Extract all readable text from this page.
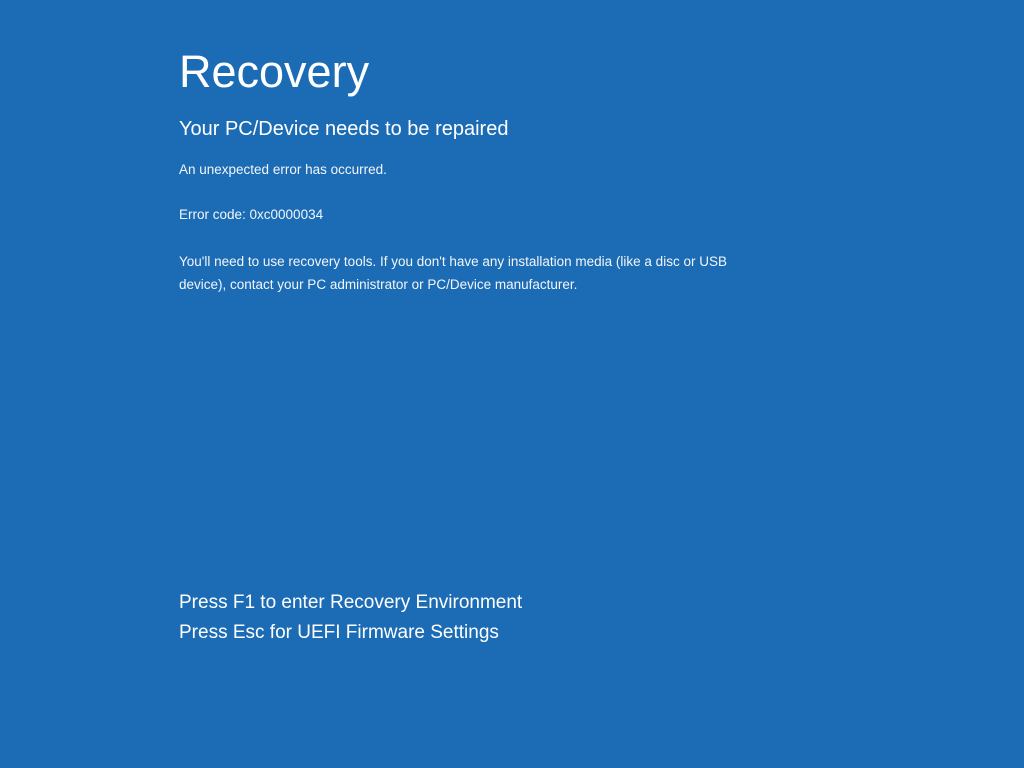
Recovery
Your PC/Device needs to be repaired

An unexpected error has occurred.

Error code: 0xc0000034

You'll need to use recovery tools. If you don't have any installation media (like a disc or USB device), contact your PC administrator or PC/Device manufacturer.

Press F1 to enter Recovery Environment

Press Esc for UEFI Firmware Settings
○ ○ ○ ○ ○ ○ ○
WHAT THE TASK REQUIRES: Return each full line of the entries that contains the word "Press".

EXERCISE SOLUTION:
Press F1 to enter Recovery Environment
Press Esc for UEFI Firmware Settings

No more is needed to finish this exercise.